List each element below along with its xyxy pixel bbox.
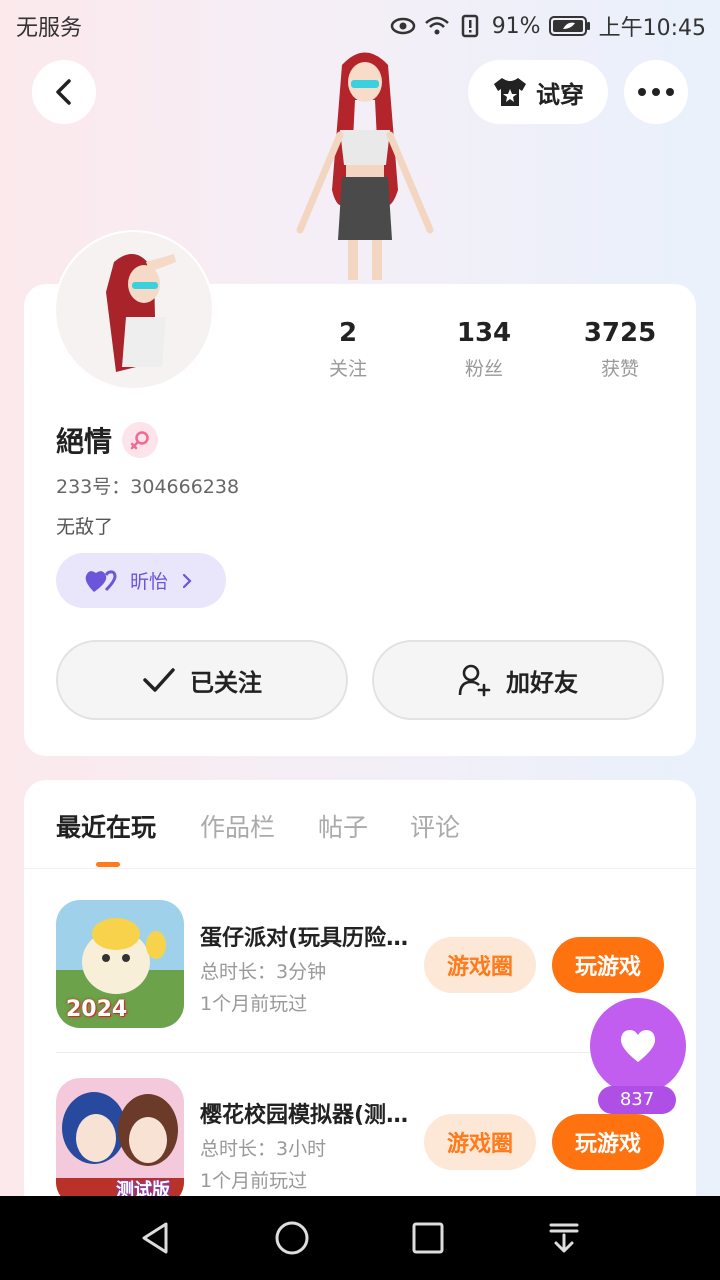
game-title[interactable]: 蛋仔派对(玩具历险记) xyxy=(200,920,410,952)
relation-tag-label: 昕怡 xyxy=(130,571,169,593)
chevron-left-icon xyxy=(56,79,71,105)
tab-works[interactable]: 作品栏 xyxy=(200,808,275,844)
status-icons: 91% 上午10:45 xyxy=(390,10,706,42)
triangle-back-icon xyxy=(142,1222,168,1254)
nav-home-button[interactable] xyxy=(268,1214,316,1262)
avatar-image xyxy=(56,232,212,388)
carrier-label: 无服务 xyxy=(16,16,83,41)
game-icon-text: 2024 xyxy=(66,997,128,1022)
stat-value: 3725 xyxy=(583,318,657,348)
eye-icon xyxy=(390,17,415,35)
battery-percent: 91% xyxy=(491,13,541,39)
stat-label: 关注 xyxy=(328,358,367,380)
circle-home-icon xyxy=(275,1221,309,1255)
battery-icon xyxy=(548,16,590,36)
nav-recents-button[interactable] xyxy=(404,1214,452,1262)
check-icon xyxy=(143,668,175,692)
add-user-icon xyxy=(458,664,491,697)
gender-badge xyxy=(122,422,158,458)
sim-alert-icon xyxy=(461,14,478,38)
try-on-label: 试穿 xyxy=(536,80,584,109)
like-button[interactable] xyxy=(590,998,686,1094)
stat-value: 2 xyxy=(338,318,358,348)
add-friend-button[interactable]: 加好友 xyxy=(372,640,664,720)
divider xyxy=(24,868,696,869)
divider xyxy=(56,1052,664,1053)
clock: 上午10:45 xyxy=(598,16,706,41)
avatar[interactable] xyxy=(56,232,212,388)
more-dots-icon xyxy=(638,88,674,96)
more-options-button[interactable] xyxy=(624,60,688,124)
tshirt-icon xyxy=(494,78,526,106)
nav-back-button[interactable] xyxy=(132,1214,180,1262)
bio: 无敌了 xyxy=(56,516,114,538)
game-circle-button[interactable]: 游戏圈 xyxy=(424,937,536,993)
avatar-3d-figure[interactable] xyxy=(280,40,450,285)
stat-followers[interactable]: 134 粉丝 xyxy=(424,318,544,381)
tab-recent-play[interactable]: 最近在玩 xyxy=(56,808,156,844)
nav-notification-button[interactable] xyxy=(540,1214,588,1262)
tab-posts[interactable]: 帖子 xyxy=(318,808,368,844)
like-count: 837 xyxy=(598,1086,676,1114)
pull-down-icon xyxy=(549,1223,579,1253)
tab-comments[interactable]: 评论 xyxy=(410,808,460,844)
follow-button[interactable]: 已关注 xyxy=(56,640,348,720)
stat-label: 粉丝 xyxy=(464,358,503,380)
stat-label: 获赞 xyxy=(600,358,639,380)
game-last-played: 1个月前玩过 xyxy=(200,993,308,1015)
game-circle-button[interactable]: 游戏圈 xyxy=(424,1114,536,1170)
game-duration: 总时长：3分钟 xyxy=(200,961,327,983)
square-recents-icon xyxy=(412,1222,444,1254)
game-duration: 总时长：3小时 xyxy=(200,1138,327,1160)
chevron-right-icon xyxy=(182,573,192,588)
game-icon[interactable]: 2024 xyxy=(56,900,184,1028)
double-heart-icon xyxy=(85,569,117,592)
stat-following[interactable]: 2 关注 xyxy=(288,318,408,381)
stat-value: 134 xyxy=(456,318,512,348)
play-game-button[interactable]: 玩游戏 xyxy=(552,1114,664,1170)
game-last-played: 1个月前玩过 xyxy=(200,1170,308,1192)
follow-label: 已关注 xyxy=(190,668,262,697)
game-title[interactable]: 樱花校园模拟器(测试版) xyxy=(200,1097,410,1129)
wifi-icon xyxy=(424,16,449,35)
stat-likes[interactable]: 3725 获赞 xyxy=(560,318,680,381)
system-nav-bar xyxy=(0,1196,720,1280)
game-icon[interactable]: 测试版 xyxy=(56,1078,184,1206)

* * *

- Exercise -
Copy all of the rows above verbatim, leaving out the picture.

- Correct response -
List each element below along with its xyxy pixel bbox.
game-title[interactable]: 蛋仔派对(玩具历险记) xyxy=(200,920,410,952)
relation-tag-label: 昕怡 xyxy=(130,571,169,593)
chevron-left-icon xyxy=(56,79,71,105)
tab-works[interactable]: 作品栏 xyxy=(200,808,275,844)
status-icons: 91% 上午10:45 xyxy=(390,10,706,42)
triangle-back-icon xyxy=(142,1222,168,1254)
nav-home-button[interactable] xyxy=(268,1214,316,1262)
avatar-image xyxy=(56,232,212,388)
carrier-label: 无服务 xyxy=(16,16,83,41)
game-icon-text: 2024 xyxy=(66,997,128,1022)
stat-value: 3725 xyxy=(583,318,657,348)
eye-icon xyxy=(390,17,415,35)
battery-percent: 91% xyxy=(491,13,541,39)
stat-label: 关注 xyxy=(328,358,367,380)
circle-home-icon xyxy=(275,1221,309,1255)
battery-icon xyxy=(548,16,590,36)
nav-recents-button[interactable] xyxy=(404,1214,452,1262)
check-icon xyxy=(143,668,175,692)
add-user-icon xyxy=(458,664,491,697)
gender-badge xyxy=(122,422,158,458)
sim-alert-icon xyxy=(461,14,478,38)
try-on-label: 试穿 xyxy=(536,80,584,109)
like-button[interactable] xyxy=(590,998,686,1094)
stat-value: 2 xyxy=(338,318,358,348)
add-friend-button[interactable]: 加好友 xyxy=(372,640,664,720)
divider xyxy=(24,868,696,869)
divider xyxy=(56,1052,664,1053)
clock: 上午10:45 xyxy=(598,16,706,41)
avatar[interactable] xyxy=(56,232,212,388)
more-dots-icon xyxy=(638,88,674,96)
more-options-button[interactable] xyxy=(624,60,688,124)
tshirt-icon xyxy=(494,78,526,106)
nav-back-button[interactable] xyxy=(132,1214,180,1262)
bio: 无敌了 xyxy=(56,516,114,538)
game-circle-button[interactable]: 游戏圈 xyxy=(424,937,536,993)
avatar-3d-figure[interactable] xyxy=(280,40,450,285)
stat-followers[interactable]: 134 粉丝 xyxy=(424,318,544,381)
tab-recent-play[interactable]: 最近在玩 xyxy=(56,808,156,844)
nav-notification-button[interactable] xyxy=(540,1214,588,1262)
tab-posts[interactable]: 帖子 xyxy=(318,808,368,844)
like-count: 837 xyxy=(598,1086,676,1114)
pull-down-icon xyxy=(549,1223,579,1253)
tab-comments[interactable]: 评论 xyxy=(410,808,460,844)
follow-button[interactable]: 已关注 xyxy=(56,640,348,720)
stat-label: 粉丝 xyxy=(464,358,503,380)
stat-label: 获赞 xyxy=(600,358,639,380)
game-last-played: 1个月前玩过 xyxy=(200,993,308,1015)
game-circle-button[interactable]: 游戏圈 xyxy=(424,1114,536,1170)
game-duration: 总时长：3分钟 xyxy=(200,961,327,983)
square-recents-icon xyxy=(412,1222,444,1254)
game-duration: 总时长：3小时 xyxy=(200,1138,327,1160)
chevron-right-icon xyxy=(182,573,192,588)
game-icon[interactable]: 2024 xyxy=(56,900,184,1028)
double-heart-icon xyxy=(85,569,117,592)
stat-following[interactable]: 2 关注 xyxy=(288,318,408,381)
stat-value: 134 xyxy=(456,318,512,348)
play-game-button[interactable]: 玩游戏 xyxy=(552,1114,664,1170)
game-last-played: 1个月前玩过 xyxy=(200,1170,308,1192)
follow-label: 已关注 xyxy=(190,668,262,697)
game-title[interactable]: 樱花校园模拟器(测试版) xyxy=(200,1097,410,1129)
wifi-icon xyxy=(424,16,449,35)
stat-likes[interactable]: 3725 获赞 xyxy=(560,318,680,381)
system-nav-bar xyxy=(0,1196,720,1280)
game-icon[interactable]: 测试版 xyxy=(56,1078,184,1206)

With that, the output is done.